▸ AUFGABE A:
Beantworte bitte anhand des Berichts über die Familie Chusainow diese Fragen:
(i) Welche Stiftung steht hinter dem friedensstiftenden Projekt?
(ii) Wie alt ist Faridun?
(iii) Wie lange hat es laut der Großmutter vor diesem Sonntag geregnet?
▸ AUFGABE B: Führe den Bericht über die Familie Chusainow nach seinem letzten Satz fort.

▸ BEREITGESTELLTER AUSZUG:
|---|
Das Friedensstiftende Projekt der Robert-Bosch-Stiftung ermuntert junge Menschen aus dem Ferghanatal dazu, die Generationen ihrer Eltern und Großeltern als Zeitzeugen blutiger Konflikte in der Region zu befragen. Diesmal der Einblick in die Familiengeschichte des Schülers Faridundschon Chusainow (Foto).

Große rote Wände, ein runder Holztisch und ein abgesessener Lederstuhl, der dort wahrscheinlich schon seit 20 Jahren steht: Mittendrin ein 15-jähriger Junge, Faridun Chusainow – schwarze, glattgekämmte Haare und ein zufriedenes Lächeln. Wie jeden Morgen isst er mit seiner Familie das schmackhafte Frühstück, das seine Mutter zubereitet hat. Schön, dass heute Sonntag ist, ansonsten hätte jeder schnell aufgegessen und wäre zur Arbeit oder in die Schule gefahren. Auch der wolkenlose Himmel und die hell scheinende Sonne über der Stadt Chudschand (Tadschikistan) sorgen für gute Laune. „Endlich gibt es einen sonnigen Tag nach zwei Wochen Regen“, sagt Fariduns Großmutter, mit der sich der Junge gerne über die Familiengeschichte oder einfach über Alltagsthemen unterhält. Man kann ohne jeden Zweifel sagen, dass für jeden hier die Familie das Wichtigste ist.
|---|
▸ DATENSATZAUSZUG:
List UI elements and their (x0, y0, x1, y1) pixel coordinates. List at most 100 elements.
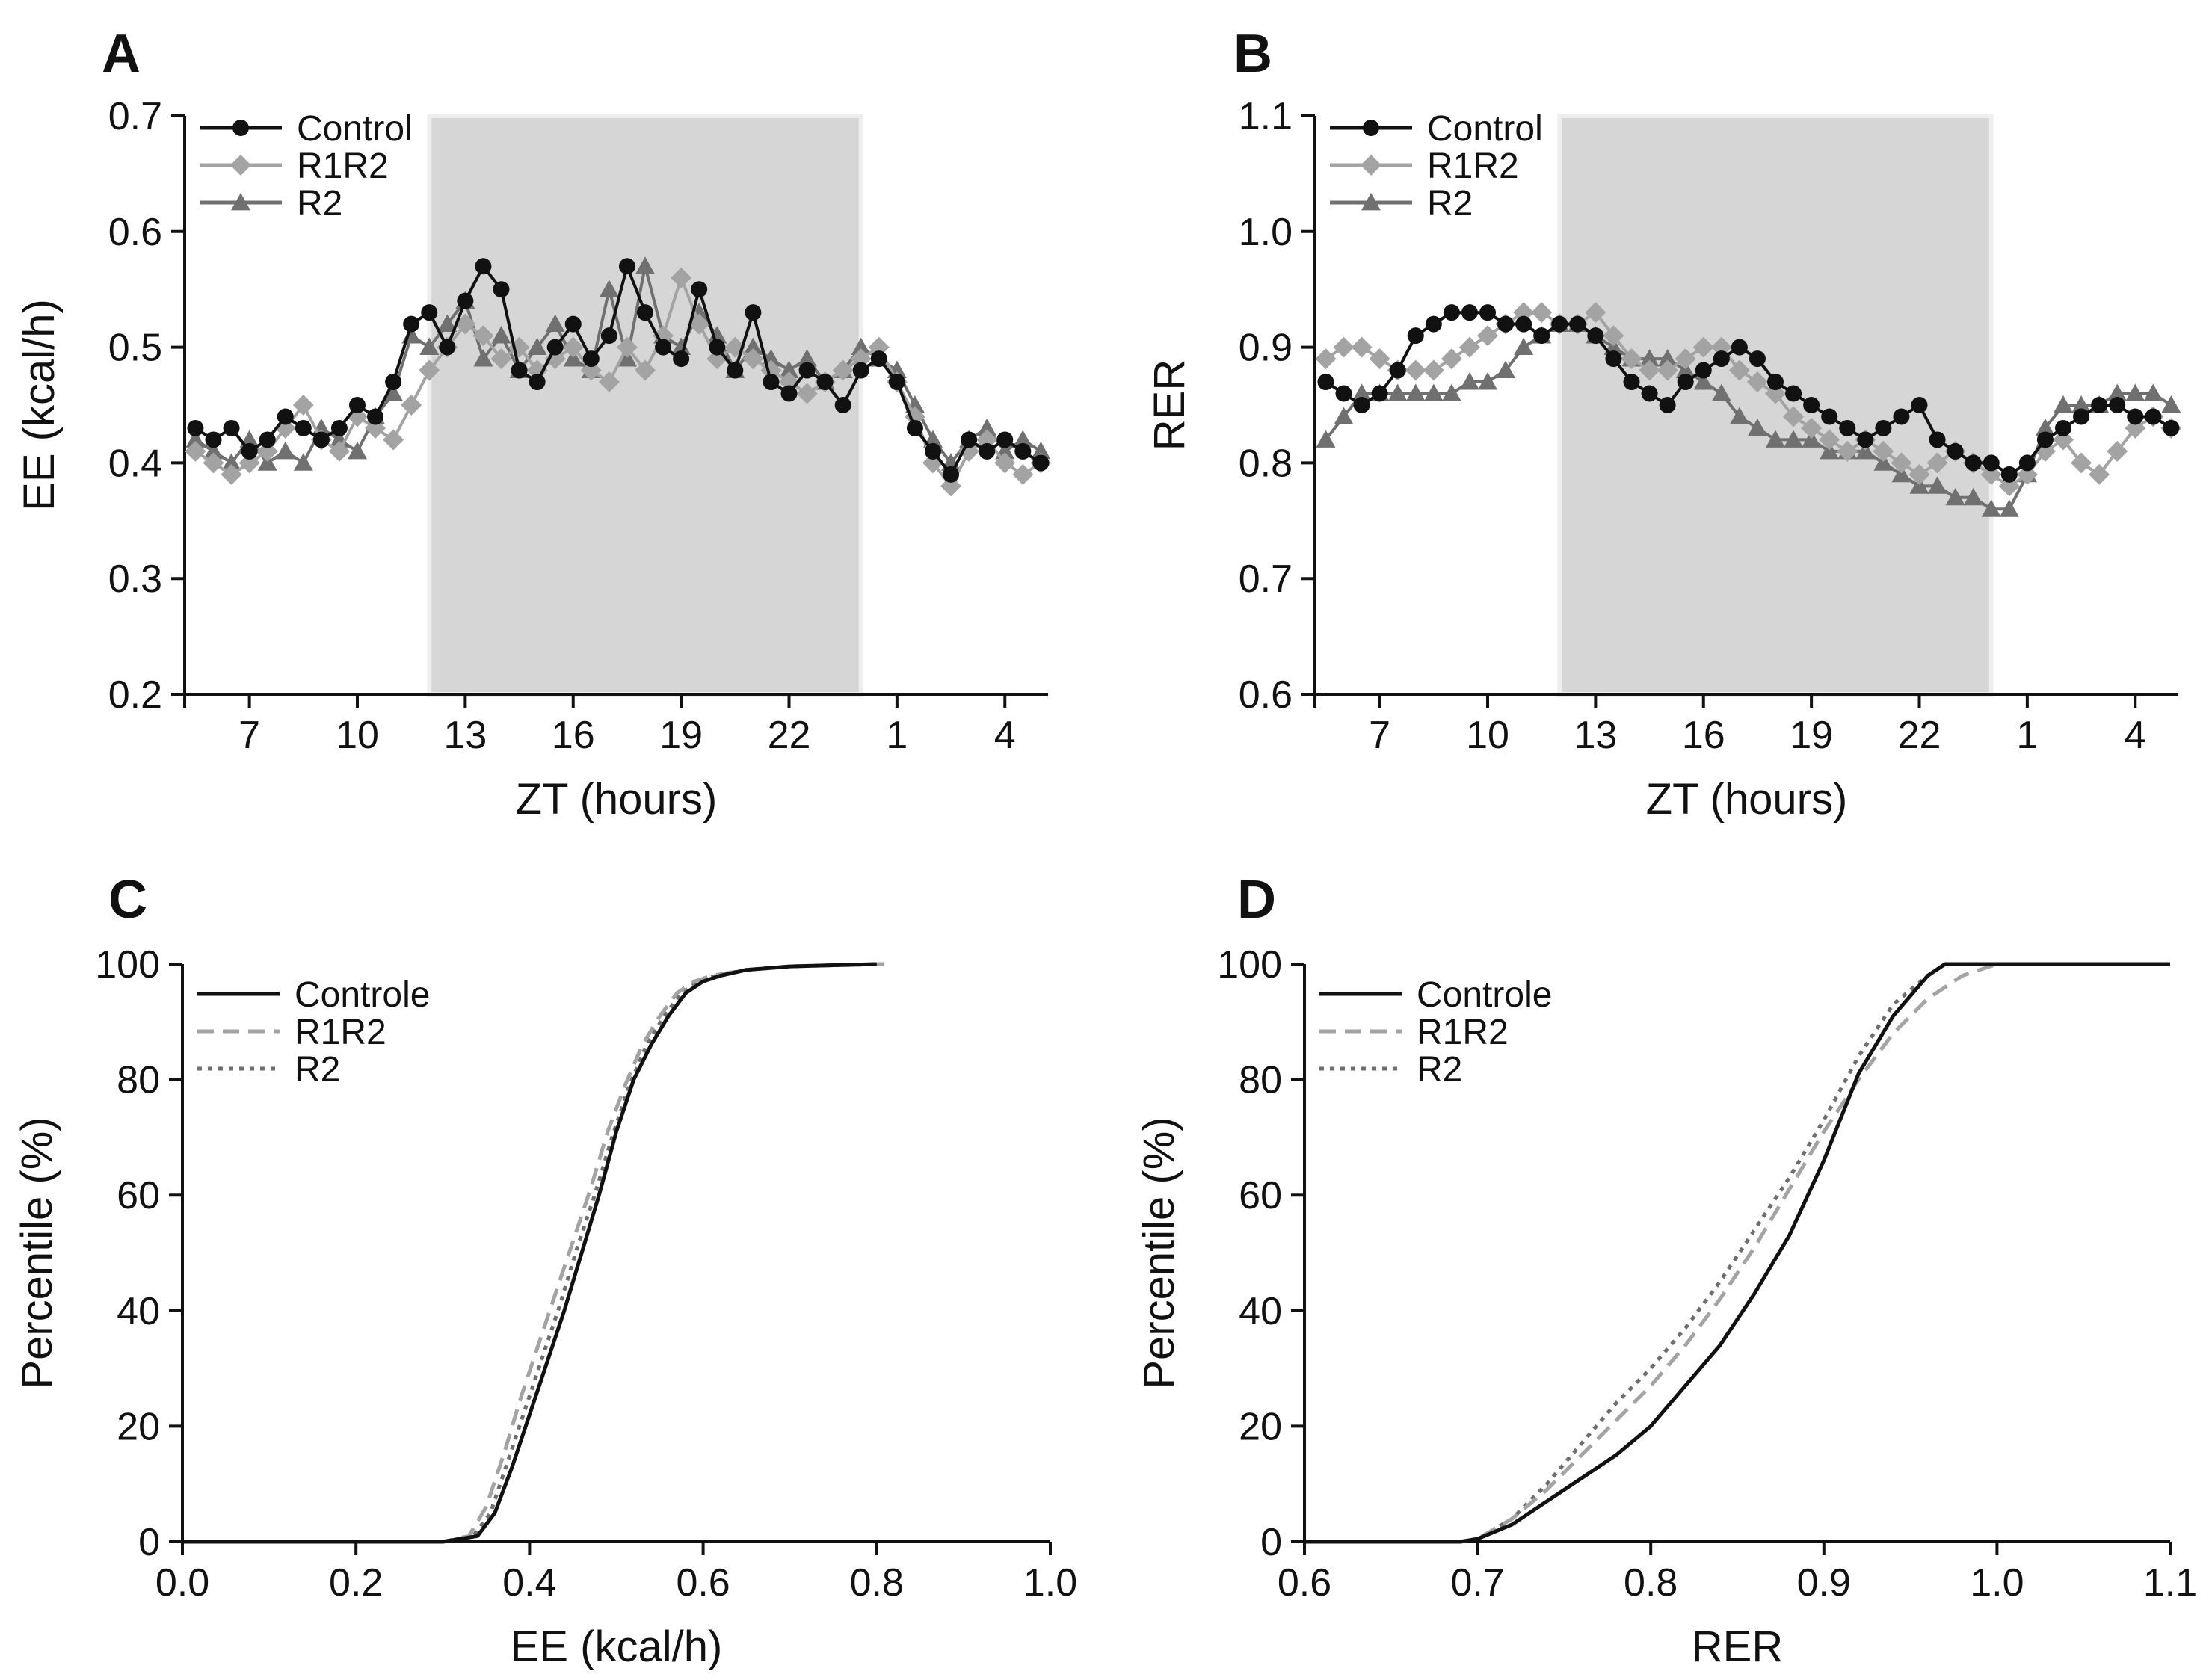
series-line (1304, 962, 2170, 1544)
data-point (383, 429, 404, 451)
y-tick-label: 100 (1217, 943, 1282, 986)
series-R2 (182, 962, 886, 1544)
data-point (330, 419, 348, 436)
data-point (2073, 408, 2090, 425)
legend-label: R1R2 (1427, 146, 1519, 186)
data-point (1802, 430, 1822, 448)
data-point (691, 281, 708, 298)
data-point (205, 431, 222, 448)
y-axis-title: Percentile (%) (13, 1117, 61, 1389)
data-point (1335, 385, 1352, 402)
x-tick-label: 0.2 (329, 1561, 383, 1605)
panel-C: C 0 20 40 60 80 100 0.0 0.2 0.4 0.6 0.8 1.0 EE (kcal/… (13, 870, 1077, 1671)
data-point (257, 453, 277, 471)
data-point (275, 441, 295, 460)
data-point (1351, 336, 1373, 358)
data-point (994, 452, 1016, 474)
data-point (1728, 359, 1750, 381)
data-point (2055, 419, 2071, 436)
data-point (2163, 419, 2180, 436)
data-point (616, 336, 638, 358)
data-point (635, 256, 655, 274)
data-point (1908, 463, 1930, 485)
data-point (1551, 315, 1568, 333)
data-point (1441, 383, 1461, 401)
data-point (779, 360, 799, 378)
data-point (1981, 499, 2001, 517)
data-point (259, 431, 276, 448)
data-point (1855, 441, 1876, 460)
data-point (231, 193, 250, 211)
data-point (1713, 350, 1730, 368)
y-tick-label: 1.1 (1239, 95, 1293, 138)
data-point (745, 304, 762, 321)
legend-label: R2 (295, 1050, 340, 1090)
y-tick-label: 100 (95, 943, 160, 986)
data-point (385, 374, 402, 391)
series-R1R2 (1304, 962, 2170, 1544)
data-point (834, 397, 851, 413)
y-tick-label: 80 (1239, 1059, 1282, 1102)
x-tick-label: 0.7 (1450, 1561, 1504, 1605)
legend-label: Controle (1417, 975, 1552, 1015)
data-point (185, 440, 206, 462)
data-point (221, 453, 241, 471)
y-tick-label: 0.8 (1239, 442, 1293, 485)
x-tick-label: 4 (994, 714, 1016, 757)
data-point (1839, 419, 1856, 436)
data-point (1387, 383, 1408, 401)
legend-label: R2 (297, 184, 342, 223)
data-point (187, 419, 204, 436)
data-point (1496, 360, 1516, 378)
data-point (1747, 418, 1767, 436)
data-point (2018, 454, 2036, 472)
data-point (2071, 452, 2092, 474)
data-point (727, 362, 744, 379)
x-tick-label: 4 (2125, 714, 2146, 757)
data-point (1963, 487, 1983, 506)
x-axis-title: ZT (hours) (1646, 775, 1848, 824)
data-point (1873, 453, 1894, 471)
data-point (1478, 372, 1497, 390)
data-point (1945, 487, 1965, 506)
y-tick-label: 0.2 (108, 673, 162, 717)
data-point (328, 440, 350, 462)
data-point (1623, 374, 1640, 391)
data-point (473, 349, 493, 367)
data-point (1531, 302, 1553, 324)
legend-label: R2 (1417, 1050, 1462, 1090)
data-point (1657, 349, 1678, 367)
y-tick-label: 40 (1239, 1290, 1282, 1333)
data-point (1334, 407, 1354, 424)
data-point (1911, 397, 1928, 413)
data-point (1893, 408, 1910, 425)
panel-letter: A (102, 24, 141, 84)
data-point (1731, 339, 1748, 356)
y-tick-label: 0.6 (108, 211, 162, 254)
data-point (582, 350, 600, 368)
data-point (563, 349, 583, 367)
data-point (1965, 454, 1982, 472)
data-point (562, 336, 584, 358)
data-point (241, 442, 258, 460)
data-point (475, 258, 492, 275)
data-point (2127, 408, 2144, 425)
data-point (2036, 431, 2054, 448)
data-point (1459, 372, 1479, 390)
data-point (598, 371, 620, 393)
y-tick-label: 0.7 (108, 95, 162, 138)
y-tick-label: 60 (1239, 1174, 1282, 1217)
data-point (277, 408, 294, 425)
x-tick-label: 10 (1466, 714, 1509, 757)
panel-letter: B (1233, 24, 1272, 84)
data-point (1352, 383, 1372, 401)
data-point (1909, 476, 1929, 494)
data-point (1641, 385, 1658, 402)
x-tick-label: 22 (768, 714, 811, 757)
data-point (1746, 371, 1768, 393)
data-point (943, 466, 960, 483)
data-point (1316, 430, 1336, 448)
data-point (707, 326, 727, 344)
|---|
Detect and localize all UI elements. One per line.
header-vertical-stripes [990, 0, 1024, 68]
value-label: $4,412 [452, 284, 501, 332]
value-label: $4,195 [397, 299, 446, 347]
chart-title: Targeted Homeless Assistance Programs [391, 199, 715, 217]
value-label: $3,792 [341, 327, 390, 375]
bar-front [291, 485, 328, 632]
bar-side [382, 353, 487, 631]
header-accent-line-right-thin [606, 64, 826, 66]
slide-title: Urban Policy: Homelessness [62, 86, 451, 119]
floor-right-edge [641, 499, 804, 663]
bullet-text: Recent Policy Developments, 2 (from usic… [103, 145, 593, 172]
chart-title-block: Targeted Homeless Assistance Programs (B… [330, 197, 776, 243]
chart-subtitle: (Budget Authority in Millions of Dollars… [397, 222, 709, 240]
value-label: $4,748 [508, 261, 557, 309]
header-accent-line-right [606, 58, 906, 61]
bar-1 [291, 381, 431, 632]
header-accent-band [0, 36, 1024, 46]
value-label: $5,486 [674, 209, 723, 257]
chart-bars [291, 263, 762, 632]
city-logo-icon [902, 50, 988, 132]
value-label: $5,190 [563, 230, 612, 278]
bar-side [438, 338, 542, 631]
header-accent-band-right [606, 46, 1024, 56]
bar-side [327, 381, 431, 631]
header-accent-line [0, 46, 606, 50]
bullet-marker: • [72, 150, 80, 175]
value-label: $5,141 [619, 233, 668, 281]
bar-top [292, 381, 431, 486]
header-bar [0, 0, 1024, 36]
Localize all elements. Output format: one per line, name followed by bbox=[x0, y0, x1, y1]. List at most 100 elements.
|---|
▸ RICHTIGE ANTWORT A:
(i) Die Robert-Bosch-Stiftung.
(ii) 15 Jahre.
(iii) Zwei Wochen.

▸ RICHTIGE ANTWORT B:
Die Großmutter erzählt eine Geschichte über ihre Jugend, und die Enkel hören aufmerksam zu, denn für sie ist es interessant zu hören, wie es früher war. „Als ich ein Kind war, gab es in unserer Stadt nur ein Eiscafe, das von unserem Haus fünf Kilometer entfernt war. Aber heute zählt man selbst in unserer Gegend drei davon“, berichtet sie. Man könnte ihr 24 Stunden lang hören und würde sich nicht langweilen. Die alte Familienwanduhr, die Fariduns Opa von einem Freund aus Polen als Geschenk bekommen hat, zeigt 11 Uhr. Es bedeutet, es ist die Zeit gekommen, sich umzuziehen und in einen anderen Teil der Stadt zu fahren, um das älteste Familienmitglied, den Bruder von Fariduns Großvater – Umedschon Chusainow – zu besuchen. Bald wird er 70, und das Bewegen fällt ihm schwer, seitdem er im Bürgerkrieg 1992-1997 gekämpft hat. Ihr Gespräch verläuft in einer zwanglosen Atmosphäre. Die Kinder machen Witze über seinen etwa 20 cm langen Schnurbart, um seine Laune zu heben.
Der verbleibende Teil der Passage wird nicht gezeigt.